(GIVEN EXERCISE):
Exactly as written, please set down all of the entries again, with no pictures.
· · · ·
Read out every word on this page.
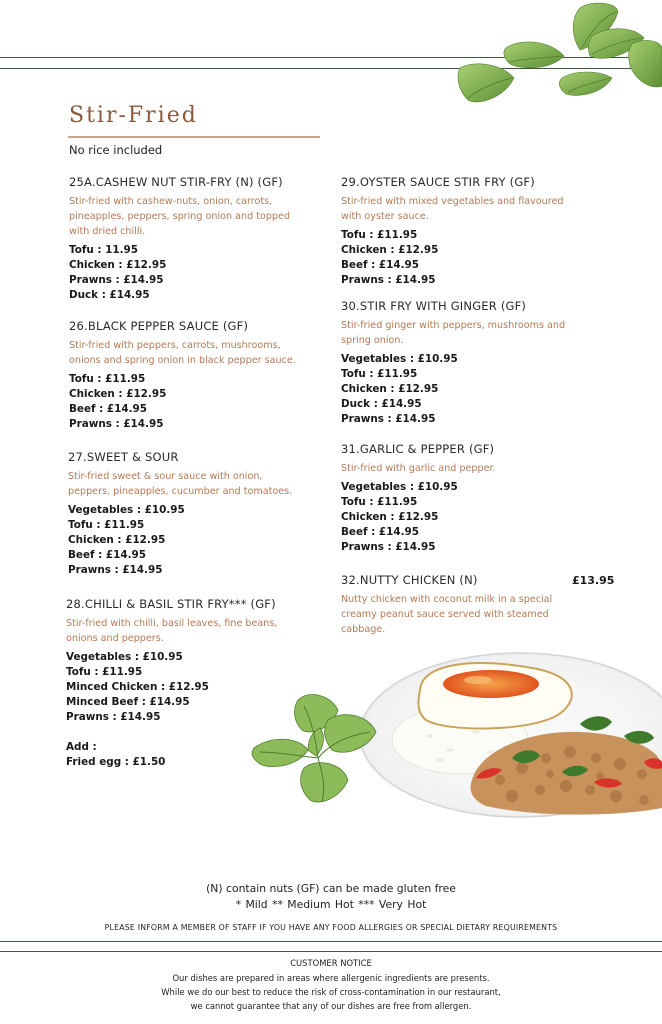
Stir-Fried
No rice included
25A.CASHEW NUT STIR-FRY (N) (GF)

Stir-fried with cashew-nuts, onion, carrots, pineapples, peppers, spring onion and topped with dried chilli.

Tofu : 11.95
Chicken : £12.95
Prawns : £14.95
Duck : £14.95
26.BLACK PEPPER SAUCE (GF)

Stir-fried with peppers, carrots, mushrooms, onions and spring onion in black pepper sauce.

Tofu : £11.95
Chicken : £12.95
Beef : £14.95
Prawns : £14.95
27.SWEET & SOUR

Stir-fried sweet & sour sauce with onion, peppers, pineapples, cucumber and tomatoes.

Vegetables : £10.95
Tofu : £11.95
Chicken : £12.95
Beef : £14.95
Prawns : £14.95
28.CHILLI & BASIL STIR FRY*** (GF)

Stir-fried with chilli, basil leaves, fine beans, onions and peppers.

Vegetables : £10.95
Tofu : £11.95
Minced Chicken : £12.95
Minced Beef : £14.95
Prawns : £14.95
Add :
Fried egg : £1.50
29.OYSTER SAUCE STIR FRY (GF)

Stir-fried with mixed vegetables and flavoured with oyster sauce.

Tofu : £11.95
Chicken : £12.95
Beef : £14.95
Prawns : £14.95
30.STIR FRY WITH GINGER (GF)

Stir-fried ginger with peppers, mushrooms and spring onion.

Vegetables : £10.95
Tofu : £11.95
Chicken : £12.95
Duck : £14.95
Prawns : £14.95
31.GARLIC & PEPPER (GF)

Stir-fried with garlic and pepper.

Vegetables : £10.95
Tofu : £11.95
Chicken : £12.95
Beef : £14.95
Prawns : £14.95
32.NUTTY CHICKEN (N)

Nutty chicken with coconut milk in a special creamy peanut sauce served with steamed cabbage.

£13.95
(N) contain nuts (GF) can be made gluten free
* Mild ** Medium Hot *** Very Hot
PLEASE INFORM A MEMBER OF STAFF IF YOU HAVE ANY FOOD ALLERGIES OR SPECIAL DIETARY REQUIREMENTS
CUSTOMER NOTICE
Our dishes are prepared in areas where allergenic ingredients are presents.
While we do our best to reduce the risk of cross-contamination in our restaurant,
we cannot guarantee that any of our dishes are free from allergen.
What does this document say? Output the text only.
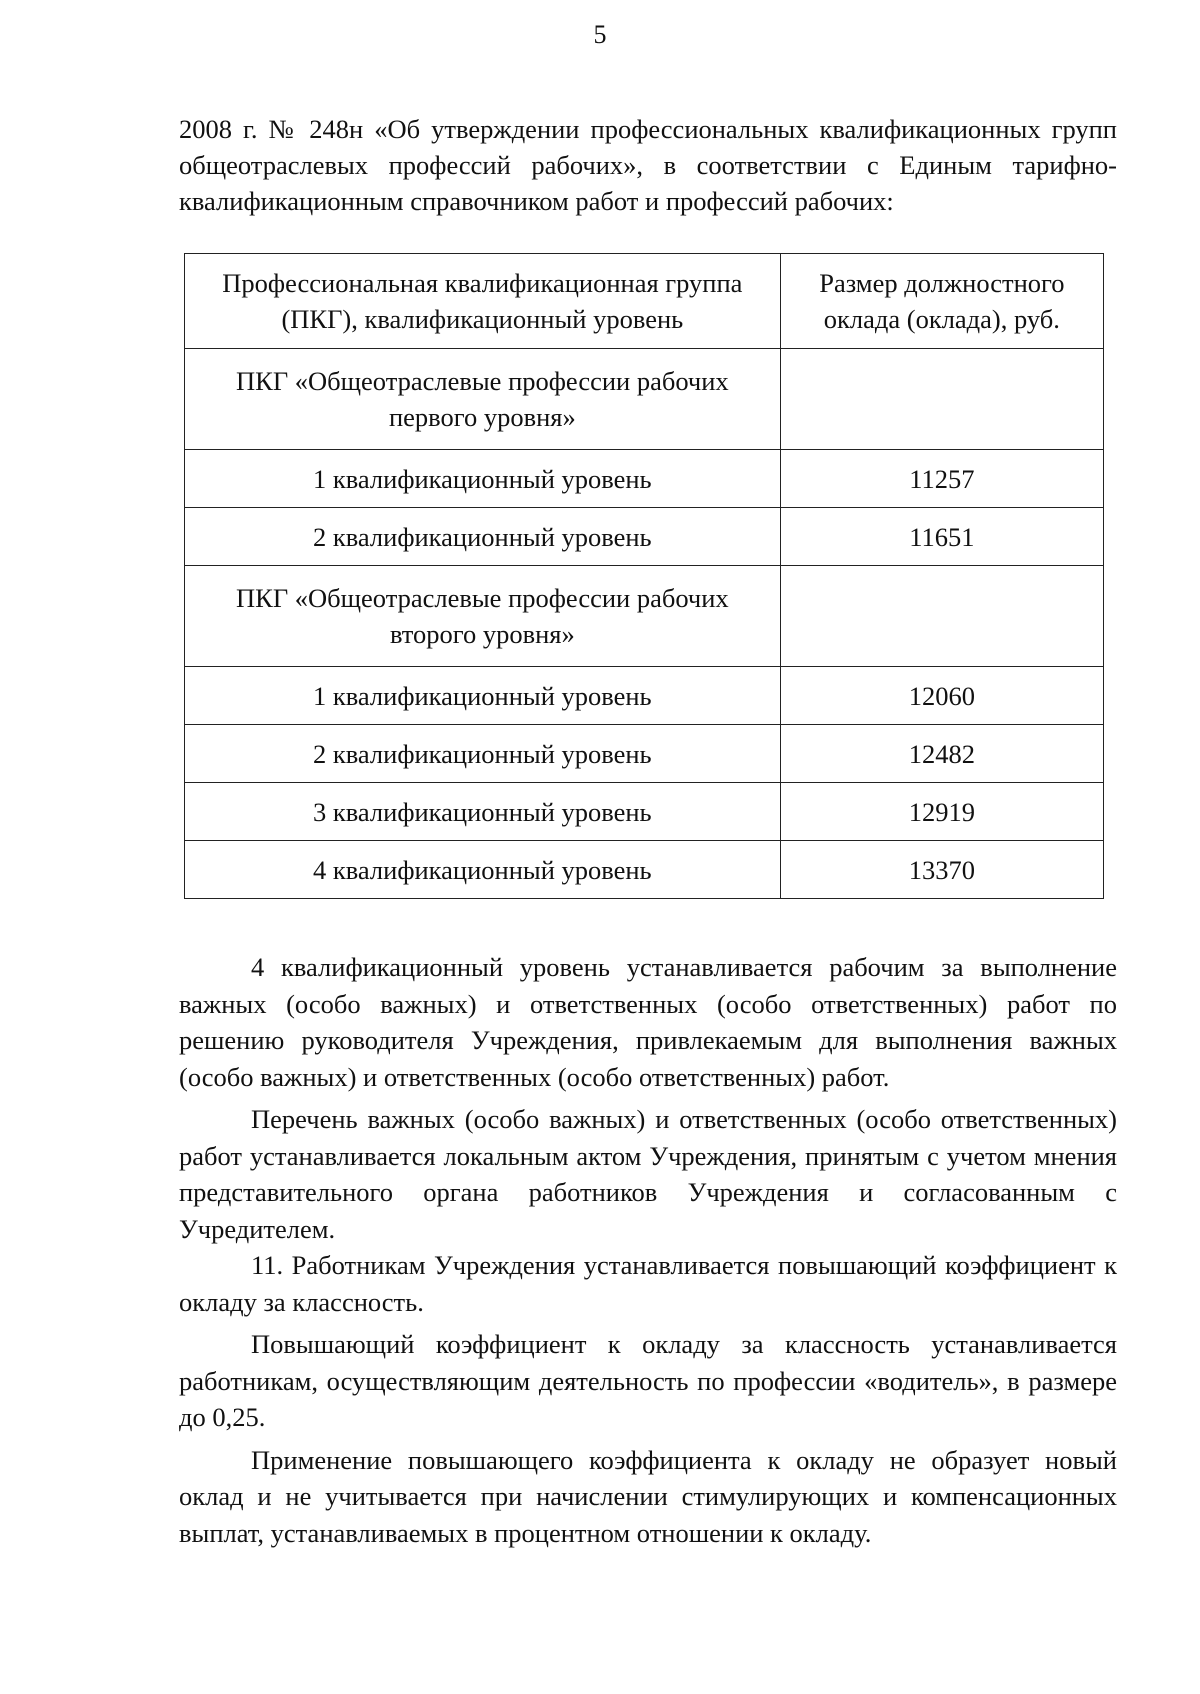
5

2008 г. № 248н «Об утверждении профессиональных квалификационных групп общеотраслевых профессий рабочих», в соответствии с Единым тарифно-квалификационным справочником работ и профессий рабочих:

Профессиональная квалификационная группа (ПКГ), квалификационный уровень	Размер должностного оклада (оклада), руб.
ПКГ «Общеотраслевые профессии рабочих первого уровня»	
1 квалификационный уровень	11257
2 квалификационный уровень	11651
ПКГ «Общеотраслевые профессии рабочих второго уровня»	
1 квалификационный уровень	12060
2 квалификационный уровень	12482
3 квалификационный уровень	12919
4 квалификационный уровень	13370

4 квалификационный уровень устанавливается рабочим за выполнение важных (особо важных) и ответственных (особо ответственных) работ по решению руководителя Учреждения, привлекаемым для выполнения важных (особо важных) и ответственных (особо ответственных) работ.

Перечень важных (особо важных) и ответственных (особо ответственных) работ устанавливается локальным актом Учреждения, принятым с учетом мнения представительного органа работников Учреждения и согласованным с Учредителем.

11. Работникам Учреждения устанавливается повышающий коэффициент к окладу за классность.

Повышающий коэффициент к окладу за классность устанавливается работникам, осуществляющим деятельность по профессии «водитель», в размере до 0,25.

Применение повышающего коэффициента к окладу не образует новый оклад и не учитывается при начислении стимулирующих и компенсационных выплат, устанавливаемых в процентном отношении к окладу.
· · · ·
(SOLUTION TO THIS EXERCISE):
Read out every word on this page.
Stir-Fried
No rice included
25A.CASHEW NUT STIR-FRY (N) (GF)

Stir-fried with cashew-nuts, onion, carrots, pineapples, peppers, spring onion and topped with dried chilli.

Tofu : 11.95
Chicken : £12.95
Prawns : £14.95
Duck : £14.95
26.BLACK PEPPER SAUCE (GF)

Stir-fried with peppers, carrots, mushrooms, onions and spring onion in black pepper sauce.

Tofu : £11.95
Chicken : £12.95
Beef : £14.95
Prawns : £14.95
27.SWEET & SOUR

Stir-fried sweet & sour sauce with onion, peppers, pineapples, cucumber and tomatoes.

Vegetables : £10.95
Tofu : £11.95
Chicken : £12.95
Beef : £14.95
Prawns : £14.95
28.CHILLI & BASIL STIR FRY*** (GF)

Stir-fried with chilli, basil leaves, fine beans, onions and peppers.

Vegetables : £10.95
Tofu : £11.95
Minced Chicken : £12.95
Minced Beef : £14.95
Prawns : £14.95
Add :
Fried egg : £1.50
29.OYSTER SAUCE STIR FRY (GF)

Stir-fried with mixed vegetables and flavoured with oyster sauce.

Tofu : £11.95
Chicken : £12.95
Beef : £14.95
Prawns : £14.95
30.STIR FRY WITH GINGER (GF)

Stir-fried ginger with peppers, mushrooms and spring onion.

Vegetables : £10.95
Tofu : £11.95
Chicken : £12.95
Duck : £14.95
Prawns : £14.95
31.GARLIC & PEPPER (GF)

Stir-fried with garlic and pepper.

Vegetables : £10.95
Tofu : £11.95
Chicken : £12.95
Beef : £14.95
Prawns : £14.95
32.NUTTY CHICKEN (N)

Nutty chicken with coconut milk in a special creamy peanut sauce served with steamed cabbage.

£13.95
(N) contain nuts (GF) can be made gluten free
* Mild ** Medium Hot *** Very Hot
PLEASE INFORM A MEMBER OF STAFF IF YOU HAVE ANY FOOD ALLERGIES OR SPECIAL DIETARY REQUIREMENTS
CUSTOMER NOTICE
Our dishes are prepared in areas where allergenic ingredients are presents.
While we do our best to reduce the risk of cross-contamination in our restaurant,
we cannot guarantee that any of our dishes are free from allergen.
What does this document say? Output the text only.
5

2008 г. № 248н «Об утверждении профессиональных квалификационных групп общеотраслевых профессий рабочих», в соответствии с Единым тарифно-квалификационным справочником работ и профессий рабочих:

Профессиональная квалификационная группа (ПКГ), квалификационный уровень	Размер должностного оклада (оклада), руб.
ПКГ «Общеотраслевые профессии рабочих первого уровня»	
1 квалификационный уровень	11257
2 квалификационный уровень	11651
ПКГ «Общеотраслевые профессии рабочих второго уровня»	
1 квалификационный уровень	12060
2 квалификационный уровень	12482
3 квалификационный уровень	12919
4 квалификационный уровень	13370

4 квалификационный уровень устанавливается рабочим за выполнение важных (особо важных) и ответственных (особо ответственных) работ по решению руководителя Учреждения, привлекаемым для выполнения важных (особо важных) и ответственных (особо ответственных) работ.

Перечень важных (особо важных) и ответственных (особо ответственных) работ устанавливается локальным актом Учреждения, принятым с учетом мнения представительного органа работников Учреждения и согласованным с Учредителем.

11. Работникам Учреждения устанавливается повышающий коэффициент к окладу за классность.

Повышающий коэффициент к окладу за классность устанавливается работникам, осуществляющим деятельность по профессии «водитель», в размере до 0,25.

Применение повышающего коэффициента к окладу не образует новый оклад и не учитывается при начислении стимулирующих и компенсационных выплат, устанавливаемых в процентном отношении к окладу.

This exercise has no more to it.